### Stated task
An exact copy of every record is needed.
BEGIN Working data
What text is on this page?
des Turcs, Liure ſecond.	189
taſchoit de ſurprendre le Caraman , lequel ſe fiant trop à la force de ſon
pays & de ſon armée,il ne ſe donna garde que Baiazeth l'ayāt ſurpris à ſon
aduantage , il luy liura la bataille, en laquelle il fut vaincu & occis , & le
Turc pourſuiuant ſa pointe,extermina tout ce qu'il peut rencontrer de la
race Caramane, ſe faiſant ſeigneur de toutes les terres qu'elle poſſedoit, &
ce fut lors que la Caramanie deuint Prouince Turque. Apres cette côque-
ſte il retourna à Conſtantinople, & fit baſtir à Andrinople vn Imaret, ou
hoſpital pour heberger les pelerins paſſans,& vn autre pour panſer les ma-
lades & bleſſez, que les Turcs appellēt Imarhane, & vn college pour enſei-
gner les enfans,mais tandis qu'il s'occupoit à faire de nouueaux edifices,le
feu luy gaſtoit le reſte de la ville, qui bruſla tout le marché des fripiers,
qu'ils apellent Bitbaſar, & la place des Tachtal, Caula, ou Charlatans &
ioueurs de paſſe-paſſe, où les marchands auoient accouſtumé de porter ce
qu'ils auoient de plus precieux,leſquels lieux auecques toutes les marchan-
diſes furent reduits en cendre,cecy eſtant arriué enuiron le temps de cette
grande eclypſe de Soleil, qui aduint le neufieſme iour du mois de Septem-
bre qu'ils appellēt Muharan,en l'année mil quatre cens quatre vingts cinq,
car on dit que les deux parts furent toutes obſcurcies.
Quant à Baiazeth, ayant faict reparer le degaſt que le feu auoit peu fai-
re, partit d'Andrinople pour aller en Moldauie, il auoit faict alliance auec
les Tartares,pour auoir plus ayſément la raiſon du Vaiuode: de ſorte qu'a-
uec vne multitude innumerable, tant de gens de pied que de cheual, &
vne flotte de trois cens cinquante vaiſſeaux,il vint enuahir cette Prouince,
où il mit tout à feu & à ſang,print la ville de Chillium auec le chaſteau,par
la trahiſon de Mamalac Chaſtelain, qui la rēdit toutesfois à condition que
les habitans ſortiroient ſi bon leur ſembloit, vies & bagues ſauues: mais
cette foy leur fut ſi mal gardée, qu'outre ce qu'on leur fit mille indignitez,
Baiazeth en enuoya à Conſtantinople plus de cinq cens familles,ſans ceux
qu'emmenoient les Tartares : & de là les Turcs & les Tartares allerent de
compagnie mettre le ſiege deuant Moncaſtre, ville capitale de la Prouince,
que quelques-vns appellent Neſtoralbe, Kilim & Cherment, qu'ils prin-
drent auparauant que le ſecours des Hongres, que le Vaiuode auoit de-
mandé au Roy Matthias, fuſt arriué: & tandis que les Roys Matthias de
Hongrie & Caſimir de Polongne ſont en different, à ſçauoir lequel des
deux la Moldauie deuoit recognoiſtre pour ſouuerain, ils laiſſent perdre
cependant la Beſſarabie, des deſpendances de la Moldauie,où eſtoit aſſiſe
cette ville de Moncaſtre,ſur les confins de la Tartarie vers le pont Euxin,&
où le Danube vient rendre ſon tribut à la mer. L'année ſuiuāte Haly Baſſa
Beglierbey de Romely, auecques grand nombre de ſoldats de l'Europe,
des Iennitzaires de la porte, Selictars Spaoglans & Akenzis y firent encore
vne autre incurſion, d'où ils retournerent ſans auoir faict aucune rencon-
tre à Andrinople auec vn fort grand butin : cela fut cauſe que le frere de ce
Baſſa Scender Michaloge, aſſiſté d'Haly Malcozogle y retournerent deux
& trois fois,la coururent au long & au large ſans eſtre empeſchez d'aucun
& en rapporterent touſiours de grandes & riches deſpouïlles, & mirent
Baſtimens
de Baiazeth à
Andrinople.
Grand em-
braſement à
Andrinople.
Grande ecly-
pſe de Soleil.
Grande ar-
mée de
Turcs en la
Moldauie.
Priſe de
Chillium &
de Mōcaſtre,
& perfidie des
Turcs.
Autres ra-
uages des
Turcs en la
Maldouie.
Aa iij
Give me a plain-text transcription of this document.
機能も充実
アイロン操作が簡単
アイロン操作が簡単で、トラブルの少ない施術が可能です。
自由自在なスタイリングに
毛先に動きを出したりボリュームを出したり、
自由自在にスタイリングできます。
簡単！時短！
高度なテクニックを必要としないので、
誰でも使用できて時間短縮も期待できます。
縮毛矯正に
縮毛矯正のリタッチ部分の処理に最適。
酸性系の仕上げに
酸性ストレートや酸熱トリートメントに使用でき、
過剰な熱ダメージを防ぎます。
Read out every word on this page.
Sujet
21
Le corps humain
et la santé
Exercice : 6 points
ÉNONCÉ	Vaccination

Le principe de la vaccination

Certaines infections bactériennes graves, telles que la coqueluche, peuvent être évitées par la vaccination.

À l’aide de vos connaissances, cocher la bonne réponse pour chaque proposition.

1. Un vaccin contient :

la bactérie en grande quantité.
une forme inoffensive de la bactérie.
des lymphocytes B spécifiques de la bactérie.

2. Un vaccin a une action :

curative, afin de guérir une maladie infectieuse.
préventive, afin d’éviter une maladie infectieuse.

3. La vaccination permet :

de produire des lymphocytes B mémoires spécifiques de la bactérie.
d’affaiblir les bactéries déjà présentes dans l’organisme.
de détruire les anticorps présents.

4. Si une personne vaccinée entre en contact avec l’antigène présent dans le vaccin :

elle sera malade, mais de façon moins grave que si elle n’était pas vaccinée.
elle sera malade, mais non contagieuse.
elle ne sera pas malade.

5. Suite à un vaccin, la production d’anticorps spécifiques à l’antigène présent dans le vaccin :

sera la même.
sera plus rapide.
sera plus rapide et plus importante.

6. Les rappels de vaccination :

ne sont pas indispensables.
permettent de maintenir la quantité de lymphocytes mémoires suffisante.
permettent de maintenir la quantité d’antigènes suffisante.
END Working data
### Worked answer
What text is on this page?
des Turcs, Liure ſecond.	189
taſchoit de ſurprendre le Caraman , lequel ſe fiant trop à la force de ſon
pays & de ſon armée,il ne ſe donna garde que Baiazeth l'ayāt ſurpris à ſon
aduantage , il luy liura la bataille, en laquelle il fut vaincu & occis , & le
Turc pourſuiuant ſa pointe,extermina tout ce qu'il peut rencontrer de la
race Caramane, ſe faiſant ſeigneur de toutes les terres qu'elle poſſedoit, &
ce fut lors que la Caramanie deuint Prouince Turque. Apres cette côque-
ſte il retourna à Conſtantinople, & fit baſtir à Andrinople vn Imaret, ou
hoſpital pour heberger les pelerins paſſans,& vn autre pour panſer les ma-
lades & bleſſez, que les Turcs appellēt Imarhane, & vn college pour enſei-
gner les enfans,mais tandis qu'il s'occupoit à faire de nouueaux edifices,le
feu luy gaſtoit le reſte de la ville, qui bruſla tout le marché des fripiers,
qu'ils apellent Bitbaſar, & la place des Tachtal, Caula, ou Charlatans &
ioueurs de paſſe-paſſe, où les marchands auoient accouſtumé de porter ce
qu'ils auoient de plus precieux,leſquels lieux auecques toutes les marchan-
diſes furent reduits en cendre,cecy eſtant arriué enuiron le temps de cette
grande eclypſe de Soleil, qui aduint le neufieſme iour du mois de Septem-
bre qu'ils appellēt Muharan,en l'année mil quatre cens quatre vingts cinq,
car on dit que les deux parts furent toutes obſcurcies.
Quant à Baiazeth, ayant faict reparer le degaſt que le feu auoit peu fai-
re, partit d'Andrinople pour aller en Moldauie, il auoit faict alliance auec
les Tartares,pour auoir plus ayſément la raiſon du Vaiuode: de ſorte qu'a-
uec vne multitude innumerable, tant de gens de pied que de cheual, &
vne flotte de trois cens cinquante vaiſſeaux,il vint enuahir cette Prouince,
où il mit tout à feu & à ſang,print la ville de Chillium auec le chaſteau,par
la trahiſon de Mamalac Chaſtelain, qui la rēdit toutesfois à condition que
les habitans ſortiroient ſi bon leur ſembloit, vies & bagues ſauues: mais
cette foy leur fut ſi mal gardée, qu'outre ce qu'on leur fit mille indignitez,
Baiazeth en enuoya à Conſtantinople plus de cinq cens familles,ſans ceux
qu'emmenoient les Tartares : & de là les Turcs & les Tartares allerent de
compagnie mettre le ſiege deuant Moncaſtre, ville capitale de la Prouince,
que quelques-vns appellent Neſtoralbe, Kilim & Cherment, qu'ils prin-
drent auparauant que le ſecours des Hongres, que le Vaiuode auoit de-
mandé au Roy Matthias, fuſt arriué: & tandis que les Roys Matthias de
Hongrie & Caſimir de Polongne ſont en different, à ſçauoir lequel des
deux la Moldauie deuoit recognoiſtre pour ſouuerain, ils laiſſent perdre
cependant la Beſſarabie, des deſpendances de la Moldauie,où eſtoit aſſiſe
cette ville de Moncaſtre,ſur les confins de la Tartarie vers le pont Euxin,&
où le Danube vient rendre ſon tribut à la mer. L'année ſuiuāte Haly Baſſa
Beglierbey de Romely, auecques grand nombre de ſoldats de l'Europe,
des Iennitzaires de la porte, Selictars Spaoglans & Akenzis y firent encore
vne autre incurſion, d'où ils retournerent ſans auoir faict aucune rencon-
tre à Andrinople auec vn fort grand butin : cela fut cauſe que le frere de ce
Baſſa Scender Michaloge, aſſiſté d'Haly Malcozogle y retournerent deux
& trois fois,la coururent au long & au large ſans eſtre empeſchez d'aucun
& en rapporterent touſiours de grandes & riches deſpouïlles, & mirent
Baſtimens
de Baiazeth à
Andrinople.
Grand em-
braſement à
Andrinople.
Grande ecly-
pſe de Soleil.
Grande ar-
mée de
Turcs en la
Moldauie.
Priſe de
Chillium &
de Mōcaſtre,
& perfidie des
Turcs.
Autres ra-
uages des
Turcs en la
Maldouie.
Aa iij
Give me a plain-text transcription of this document.
機能も充実
アイロン操作が簡単
アイロン操作が簡単で、トラブルの少ない施術が可能です。
自由自在なスタイリングに
毛先に動きを出したりボリュームを出したり、
自由自在にスタイリングできます。
簡単！時短！
高度なテクニックを必要としないので、
誰でも使用できて時間短縮も期待できます。
縮毛矯正に
縮毛矯正のリタッチ部分の処理に最適。
酸性系の仕上げに
酸性ストレートや酸熱トリートメントに使用でき、
過剰な熱ダメージを防ぎます。
Read out every word on this page.
Sujet
21
Le corps humain
et la santé
Exercice : 6 points
ÉNONCÉ	Vaccination

Le principe de la vaccination

Certaines infections bactériennes graves, telles que la coqueluche, peuvent être évitées par la vaccination.

À l’aide de vos connaissances, cocher la bonne réponse pour chaque proposition.

1. Un vaccin contient :

la bactérie en grande quantité.
une forme inoffensive de la bactérie.
des lymphocytes B spécifiques de la bactérie.

2. Un vaccin a une action :

curative, afin de guérir une maladie infectieuse.
préventive, afin d’éviter une maladie infectieuse.

3. La vaccination permet :

de produire des lymphocytes B mémoires spécifiques de la bactérie.
d’affaiblir les bactéries déjà présentes dans l’organisme.
de détruire les anticorps présents.

4. Si une personne vaccinée entre en contact avec l’antigène présent dans le vaccin :

elle sera malade, mais de façon moins grave que si elle n’était pas vaccinée.
elle sera malade, mais non contagieuse.
elle ne sera pas malade.

5. Suite à un vaccin, la production d’anticorps spécifiques à l’antigène présent dans le vaccin :

sera la même.
sera plus rapide.
sera plus rapide et plus importante.

6. Les rappels de vaccination :

ne sont pas indispensables.
permettent de maintenir la quantité de lymphocytes mémoires suffisante.
permettent de maintenir la quantité d’antigènes suffisante.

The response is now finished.